__What is expected__
Extract all of the entries and give them again, word for word.

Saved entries
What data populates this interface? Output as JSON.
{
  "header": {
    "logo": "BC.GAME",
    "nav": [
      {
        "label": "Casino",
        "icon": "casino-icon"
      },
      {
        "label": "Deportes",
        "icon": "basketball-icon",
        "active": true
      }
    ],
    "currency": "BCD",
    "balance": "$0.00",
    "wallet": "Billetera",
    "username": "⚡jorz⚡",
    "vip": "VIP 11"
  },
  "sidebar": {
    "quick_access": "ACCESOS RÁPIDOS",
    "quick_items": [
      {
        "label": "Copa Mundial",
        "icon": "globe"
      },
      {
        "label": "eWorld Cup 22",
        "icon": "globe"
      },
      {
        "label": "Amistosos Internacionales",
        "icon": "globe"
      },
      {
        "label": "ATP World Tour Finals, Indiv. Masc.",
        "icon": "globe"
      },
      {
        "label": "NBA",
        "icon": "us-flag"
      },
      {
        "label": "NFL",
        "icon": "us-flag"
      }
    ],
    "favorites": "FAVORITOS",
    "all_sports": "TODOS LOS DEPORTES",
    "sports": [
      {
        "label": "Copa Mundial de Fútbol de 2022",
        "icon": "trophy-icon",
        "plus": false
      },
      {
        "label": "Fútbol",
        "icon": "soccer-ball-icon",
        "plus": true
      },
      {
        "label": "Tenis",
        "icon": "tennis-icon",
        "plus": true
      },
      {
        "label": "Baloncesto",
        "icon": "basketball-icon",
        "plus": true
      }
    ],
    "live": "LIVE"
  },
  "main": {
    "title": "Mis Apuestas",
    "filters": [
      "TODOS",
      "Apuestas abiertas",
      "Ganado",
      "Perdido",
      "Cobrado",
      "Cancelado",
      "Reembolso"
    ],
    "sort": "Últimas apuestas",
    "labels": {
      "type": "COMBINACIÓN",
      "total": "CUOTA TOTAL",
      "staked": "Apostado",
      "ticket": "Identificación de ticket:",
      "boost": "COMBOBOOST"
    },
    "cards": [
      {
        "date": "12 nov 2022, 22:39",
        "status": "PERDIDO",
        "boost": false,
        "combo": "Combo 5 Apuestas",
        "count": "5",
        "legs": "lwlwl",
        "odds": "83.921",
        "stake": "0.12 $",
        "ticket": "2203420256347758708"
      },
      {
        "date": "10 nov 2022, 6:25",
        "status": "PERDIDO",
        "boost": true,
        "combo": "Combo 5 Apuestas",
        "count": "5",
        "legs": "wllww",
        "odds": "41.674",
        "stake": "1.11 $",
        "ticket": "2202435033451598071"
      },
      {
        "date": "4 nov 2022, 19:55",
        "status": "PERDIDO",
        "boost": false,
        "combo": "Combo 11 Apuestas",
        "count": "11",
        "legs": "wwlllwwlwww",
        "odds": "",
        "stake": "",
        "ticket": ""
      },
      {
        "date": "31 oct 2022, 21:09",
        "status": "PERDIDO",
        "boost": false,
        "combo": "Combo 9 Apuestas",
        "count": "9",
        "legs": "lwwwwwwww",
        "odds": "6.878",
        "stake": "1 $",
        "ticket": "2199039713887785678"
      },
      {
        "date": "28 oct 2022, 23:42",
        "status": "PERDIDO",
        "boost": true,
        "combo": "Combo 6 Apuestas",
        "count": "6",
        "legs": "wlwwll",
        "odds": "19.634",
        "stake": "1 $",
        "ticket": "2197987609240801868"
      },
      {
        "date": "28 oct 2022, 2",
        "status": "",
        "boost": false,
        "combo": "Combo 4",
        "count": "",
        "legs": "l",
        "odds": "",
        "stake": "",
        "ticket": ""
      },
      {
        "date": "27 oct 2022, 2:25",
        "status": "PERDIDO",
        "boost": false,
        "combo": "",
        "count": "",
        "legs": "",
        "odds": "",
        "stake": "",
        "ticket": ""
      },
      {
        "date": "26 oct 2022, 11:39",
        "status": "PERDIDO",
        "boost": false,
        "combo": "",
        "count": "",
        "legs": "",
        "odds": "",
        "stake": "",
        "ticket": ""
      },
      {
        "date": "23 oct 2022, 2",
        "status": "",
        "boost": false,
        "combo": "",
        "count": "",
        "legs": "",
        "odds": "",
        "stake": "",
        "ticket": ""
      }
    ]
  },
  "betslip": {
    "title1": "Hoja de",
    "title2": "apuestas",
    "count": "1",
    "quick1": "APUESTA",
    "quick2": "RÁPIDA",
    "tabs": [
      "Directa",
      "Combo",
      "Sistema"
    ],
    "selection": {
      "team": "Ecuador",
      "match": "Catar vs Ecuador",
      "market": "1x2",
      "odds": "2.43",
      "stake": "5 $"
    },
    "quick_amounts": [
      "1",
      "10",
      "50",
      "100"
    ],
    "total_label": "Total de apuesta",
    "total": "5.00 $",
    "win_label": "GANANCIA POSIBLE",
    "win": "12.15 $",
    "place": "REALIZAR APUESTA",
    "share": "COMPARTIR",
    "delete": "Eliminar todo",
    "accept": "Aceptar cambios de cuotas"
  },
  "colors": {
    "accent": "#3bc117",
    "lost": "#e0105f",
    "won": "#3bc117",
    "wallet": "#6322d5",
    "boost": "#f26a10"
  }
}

__Solution__
What data populates this interface? Output as JSON.
{
  "header": {
    "logo": "BC.GAME",
    "nav": [
      {
        "label": "Casino",
        "icon": "casino-icon"
      },
      {
        "label": "Deportes",
        "icon": "basketball-icon",
        "active": true
      }
    ],
    "currency": "BCD",
    "balance": "$0.00",
    "wallet": "Billetera",
    "username": "⚡jorz⚡",
    "vip": "VIP 11"
  },
  "sidebar": {
    "quick_access": "ACCESOS RÁPIDOS",
    "quick_items": [
      {
        "label": "Copa Mundial",
        "icon": "globe"
      },
      {
        "label": "eWorld Cup 22",
        "icon": "globe"
      },
      {
        "label": "Amistosos Internacionales",
        "icon": "globe"
      },
      {
        "label": "ATP World Tour Finals, Indiv. Masc.",
        "icon": "globe"
      },
      {
        "label": "NBA",
        "icon": "us-flag"
      },
      {
        "label": "NFL",
        "icon": "us-flag"
      }
    ],
    "favorites": "FAVORITOS",
    "all_sports": "TODOS LOS DEPORTES",
    "sports": [
      {
        "label": "Copa Mundial de Fútbol de 2022",
        "icon": "trophy-icon",
        "plus": false
      },
      {
        "label": "Fútbol",
        "icon": "soccer-ball-icon",
        "plus": true
      },
      {
        "label": "Tenis",
        "icon": "tennis-icon",
        "plus": true
      },
      {
        "label": "Baloncesto",
        "icon": "basketball-icon",
        "plus": true
      }
    ],
    "live": "LIVE"
  },
  "main": {
    "title": "Mis Apuestas",
    "filters": [
      "TODOS",
      "Apuestas abiertas",
      "Ganado",
      "Perdido",
      "Cobrado",
      "Cancelado",
      "Reembolso"
    ],
    "sort": "Últimas apuestas",
    "labels": {
      "type": "COMBINACIÓN",
      "total": "CUOTA TOTAL",
      "staked": "Apostado",
      "ticket": "Identificación de ticket:",
      "boost": "COMBOBOOST"
    },
    "cards": [
      {
        "date": "12 nov 2022, 22:39",
        "status": "PERDIDO",
        "boost": false,
        "combo": "Combo 5 Apuestas",
        "count": "5",
        "legs": "lwlwl",
        "odds": "83.921",
        "stake": "0.12 $",
        "ticket": "2203420256347758708"
      },
      {
        "date": "10 nov 2022, 6:25",
        "status": "PERDIDO",
        "boost": true,
        "combo": "Combo 5 Apuestas",
        "count": "5",
        "legs": "wllww",
        "odds": "41.674",
        "stake": "1.11 $",
        "ticket": "2202435033451598071"
      },
      {
        "date": "4 nov 2022, 19:55",
        "status": "PERDIDO",
        "boost": false,
        "combo": "Combo 11 Apuestas",
        "count": "11",
        "legs": "wwlllwwlwww",
        "odds": "",
        "stake": "",
        "ticket": ""
      },
      {
        "date": "31 oct 2022, 21:09",
        "status": "PERDIDO",
        "boost": false,
        "combo": "Combo 9 Apuestas",
        "count": "9",
        "legs": "lwwwwwwww",
        "odds": "6.878",
        "stake": "1 $",
        "ticket": "2199039713887785678"
      },
      {
        "date": "28 oct 2022, 23:42",
        "status": "PERDIDO",
        "boost": true,
        "combo": "Combo 6 Apuestas",
        "count": "6",
        "legs": "wlwwll",
        "odds": "19.634",
        "stake": "1 $",
        "ticket": "2197987609240801868"
      },
      {
        "date": "28 oct 2022, 2",
        "status": "",
        "boost": false,
        "combo": "Combo 4",
        "count": "",
        "legs": "l",
        "odds": "",
        "stake": "",
        "ticket": ""
      },
      {
        "date": "27 oct 2022, 2:25",
        "status": "PERDIDO",
        "boost": false,
        "combo": "",
        "count": "",
        "legs": "",
        "odds": "",
        "stake": "",
        "ticket": ""
      },
      {
        "date": "26 oct 2022, 11:39",
        "status": "PERDIDO",
        "boost": false,
        "combo": "",
        "count": "",
        "legs": "",
        "odds": "",
        "stake": "",
        "ticket": ""
      },
      {
        "date": "23 oct 2022, 2",
        "status": "",
        "boost": false,
        "combo": "",
        "count": "",
        "legs": "",
        "odds": "",
        "stake": "",
        "ticket": ""
      }
    ]
  },
  "betslip": {
    "title1": "Hoja de",
    "title2": "apuestas",
    "count": "1",
    "quick1": "APUESTA",
    "quick2": "RÁPIDA",
    "tabs": [
      "Directa",
      "Combo",
      "Sistema"
    ],
    "selection": {
      "team": "Ecuador",
      "match": "Catar vs Ecuador",
      "market": "1x2",
      "odds": "2.43",
      "stake": "5 $"
    },
    "quick_amounts": [
      "1",
      "10",
      "50",
      "100"
    ],
    "total_label": "Total de apuesta",
    "total": "5.00 $",
    "win_label": "GANANCIA POSIBLE",
    "win": "12.15 $",
    "place": "REALIZAR APUESTA",
    "share": "COMPARTIR",
    "delete": "Eliminar todo",
    "accept": "Aceptar cambios de cuotas"
  },
  "colors": {
    "accent": "#3bc117",
    "lost": "#e0105f",
    "won": "#3bc117",
    "wallet": "#6322d5",
    "boost": "#f26a10"
  }
}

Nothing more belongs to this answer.